Finite-horizon LQR as a QP

Here we specialize the general procedure from the previous section to the case of a Linear system and a Quadratic cost. We start by considering a simple problem of Regulation, wherein the goal is to bring the system either exactly or approximately to zero final state, that is, \mathbf x^\text{ref}=\mathbf 0 and we want \bm x_N=\mathbf x^\text{ref} or \bm x_N\approx\mathbf x^\text{ref}, respectively. The problem is known as the LQR problem. \begin{aligned} \operatorname*{minimize}_{\bm u_0,\ldots, \bm u_{N-1}, \bm x_{0},\ldots, \bm x_N} &\quad \frac{1}{2} \bm x_N^\top \mathbf S \bm x_N + \frac{1}{2} \sum_{k=0}^{N-1} \left(\bm x_k^\top \mathbf Q \bm x_k + \bm u_k^\top \mathbf R \bm u_k \right)\\ \text{subject to} &\quad \bm x_{k+1} = \mathbf A\bm x_k + \mathbf B\bm u_k,\quad k = 0, \ldots, N-1, \\ &\quad \bm x_0 = \mathbf x_0,\\ &\quad \bm x_N = \mathbf 0\; (\text{or}\, \bm x_N \approx \mathbf 0). \end{aligned}

Referring to the two options for the last constraint,

if the condition \bm x_N=\mathbf 0 on the final state is strictly enforced, the terminal state cost (the term \frac{1}{2} \bm x_N^\top \mathbf S \bm x_N in the cost function) is redundant and can be removed;
if the final state condition can be relaxed to \bm x_N\approx\mathbf 0, it is by increasing the weight \mathbf S in the terminal cost function \frac{1}{2} \bm x_N^\top \mathbf S \bm x_N that \bm x_N can be made arbitrarily close to \mathbf 0.

Tip

It is a standard dilemma in optimization, not only in optimal control, that if we want to satisfy some requirement, we can either strictly enforce it through constraints or we can seemingly relax it and set a cost to be paid for not satysfying it.

→ **TASK LIST**
**a)** Echo the section on finite-horizon LQR word for word, starting at "Referring to the" and ending at "to \mathbf 0.".
**b)** Duplicate the lines of the listing without any changes, starting at the line that contains "formula-comma: , bbox=[442, 871, 446, 888]" and ending at the line that contains "paragraph: 3. Оценка".
The LQR section above and the listing that follows are unrelated to each other.

→ **RAW DATA**

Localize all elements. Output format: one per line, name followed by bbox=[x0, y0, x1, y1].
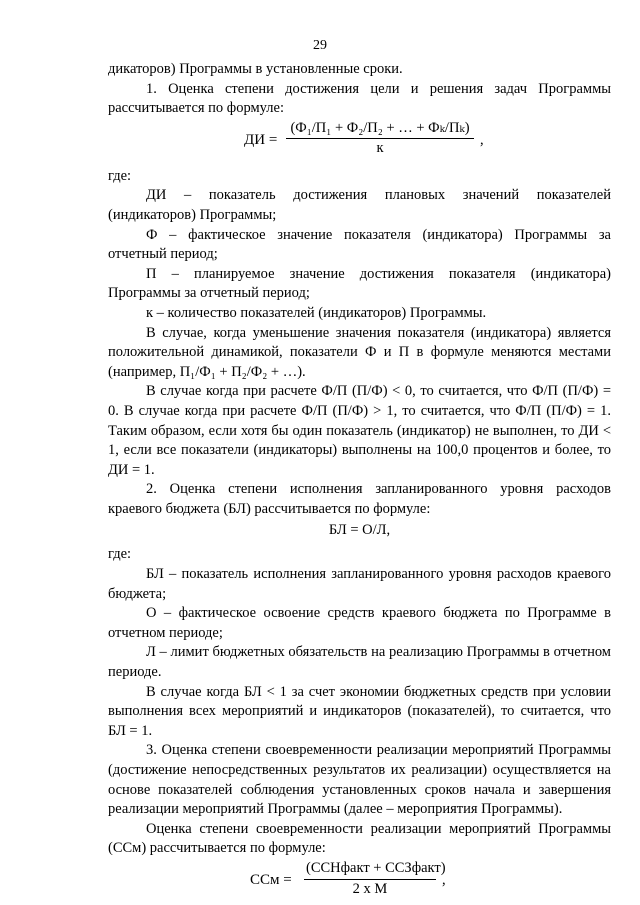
formula-comma: , bbox=[442, 871, 446, 888]
paragraph: 1. Оценка степени достижения цели и решения задач Программы рассчитывается по формуле: bbox=[108, 80, 611, 117]
paragraph: В случае, когда уменьшение значения показателя (индикатора) является положительной динамикой, показатели Ф и П в формуле меняются местами (например, П₁/Ф₁ + П₂/Ф₂ + …). bbox=[108, 324, 611, 380]
formula-lhs: ССм = bbox=[250, 871, 292, 888]
formula-bl bbox=[108, 519, 611, 545]
paragraph: П – планируемое значение достижения показателя (индикатора) Программы за отчетный период; bbox=[108, 265, 611, 302]
paragraph: Л – лимит бюджетных обязательств на реализацию Программы в отчетном периоде. bbox=[108, 644, 611, 681]
formula-lhs: ДИ = bbox=[244, 131, 278, 148]
paragraph: где: bbox=[108, 167, 132, 184]
formula-denominator: 2 х М bbox=[352, 880, 388, 897]
formula-di bbox=[108, 119, 611, 167]
paragraph: Оценка степени своевременности реализации мероприятий Программы (ССм) рассчитывается по формуле: bbox=[108, 820, 611, 857]
formula-comma: , bbox=[480, 131, 484, 148]
formula-fraction bbox=[304, 859, 446, 899]
formula-numerator: (ССНфакт + ССЗфакт) bbox=[304, 859, 436, 880]
paragraph: БЛ – показатель исполнения запланированного уровня расходов краевого бюджета; bbox=[108, 566, 611, 602]
formula-text: БЛ = О/Л, bbox=[328, 522, 391, 539]
document-body bbox=[108, 60, 611, 903]
paragraph: О – фактическое освоение средств краевого бюджета по Программе в отчетном периоде; bbox=[108, 605, 611, 641]
formula-fraction bbox=[286, 119, 474, 159]
paragraph: В случае когда БЛ < 1 за счет экономии бюджетных средств при условии выполнения всех мероприятий и индикаторов (показателей), то считается, что БЛ = 1. bbox=[108, 683, 611, 739]
paragraph: дикаторов) Программы в установленные сроки. bbox=[108, 61, 403, 77]
paragraph: Ф – фактическое значение показателя (индикатора) Программы за отчетный период; bbox=[108, 226, 611, 263]
paragraph: 3. Оценка степени своевременности реализации мероприятий Программы (достижение непосредственных результатов их реализации) осуществляется на основе показателей соблюдения установленных сроков начала и завершения реализации мероприятий Программы (далее – мероприятия Программы). bbox=[108, 742, 611, 818]
paragraph: В случае когда при расчете Ф/П (П/Ф) < 0, то считается, что Ф/П (П/Ф) = 0. В случае когда при расчете Ф/П (П/Ф) > 1, то считается, что Ф/П (П/Ф) = 1. Таким образом, если хотя бы один показатель (индикатор) не выполнен, то ДИ < 1, если все показатели (индикаторы) выполнены на 100,0 процентов и более, то ДИ = 1. bbox=[108, 383, 611, 478]
page-number: 29 bbox=[313, 38, 327, 53]
paragraph: 2. Оценка степени исполнения запланированного уровня расходов краевого бюджета (БЛ) рассчитывается по формуле: bbox=[108, 481, 611, 517]
paragraph: ДИ – показатель достижения плановых значений показателей (индикаторов) Программы; bbox=[108, 187, 611, 223]
formula-denominator: к bbox=[376, 140, 384, 157]
formula-numerator: (Ф₁/П₁ + Ф₂/П₂ + … + Фₖ/Пₖ) bbox=[286, 119, 474, 140]
paragraph: где: bbox=[108, 546, 132, 563]
formula-ssm bbox=[108, 859, 611, 903]
paragraph: к – количество показателей (индикаторов) Программы. bbox=[146, 304, 487, 321]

→ **CORRECT ANSWERS**
**a)**
Referring to the two options for the last constraint,

if the condition \bm x_N=\mathbf 0 on the final state is strictly enforced, the terminal state cost (the term \frac{1}{2} \bm x_N^\top \mathbf S \bm x_N in the cost function) is redundant and can be removed;
if the final state condition can be relaxed to \bm x_N\approx\mathbf 0, it is by increasing the weight \mathbf S in the terminal cost function \frac{1}{2} \bm x_N^\top \mathbf S \bm x_N that \bm x_N can be made arbitrarily close to \mathbf 0.

**b)**
formula-comma: , bbox=[442, 871, 446, 888]
paragraph: 1. Оценка степени достижения цели и решения задач Программы рассчитывается по формуле: bbox=[108, 80, 611, 117]
paragraph: В случае, когда уменьшение значения показателя (индикатора) является положительной динамикой, показатели Ф и П в формуле меняются местами (например, П₁/Ф₁ + П₂/Ф₂ + …). bbox=[108, 324, 611, 380]
formula-lhs: ССм = bbox=[250, 871, 292, 888]
formula-bl bbox=[108, 519, 611, 545]
paragraph: П – планируемое значение достижения показателя (индикатора) Программы за отчетный период; bbox=[108, 265, 611, 302]
paragraph: Л – лимит бюджетных обязательств на реализацию Программы в отчетном периоде. bbox=[108, 644, 611, 681]
formula-lhs: ДИ = bbox=[244, 131, 278, 148]
paragraph: где: bbox=[108, 167, 132, 184]
formula-denominator: 2 х М bbox=[352, 880, 388, 897]
formula-di bbox=[108, 119, 611, 167]
paragraph: Оценка степени своевременности реализации мероприятий Программы (ССм) рассчитывается по формуле: bbox=[108, 820, 611, 857]
formula-comma: , bbox=[480, 131, 484, 148]
formula-fraction bbox=[304, 859, 446, 899]
formula-numerator: (ССНфакт + ССЗфакт) bbox=[304, 859, 436, 880]
paragraph: БЛ – показатель исполнения запланированного уровня расходов краевого бюджета; bbox=[108, 566, 611, 602]
formula-text: БЛ = О/Л, bbox=[328, 522, 391, 539]
document-body bbox=[108, 60, 611, 903]
paragraph: О – фактическое освоение средств краевого бюджета по Программе в отчетном периоде; bbox=[108, 605, 611, 641]
formula-fraction bbox=[286, 119, 474, 159]
paragraph: В случае когда БЛ < 1 за счет экономии бюджетных средств при условии выполнения всех мероприятий и индикаторов (показателей), то считается, что БЛ = 1. bbox=[108, 683, 611, 739]
paragraph: дикаторов) Программы в установленные сроки. bbox=[108, 61, 403, 77]
paragraph: Ф – фактическое значение показателя (индикатора) Программы за отчетный период; bbox=[108, 226, 611, 263]
paragraph: 3. Оценка степени своевременности реализации мероприятий Программы (достижение непосредственных результатов их реализации) осуществляется на основе показателей соблюдения установленных сроков начала и завершения реализации мероприятий Программы (далее – мероприятия Программы). bbox=[108, 742, 611, 818]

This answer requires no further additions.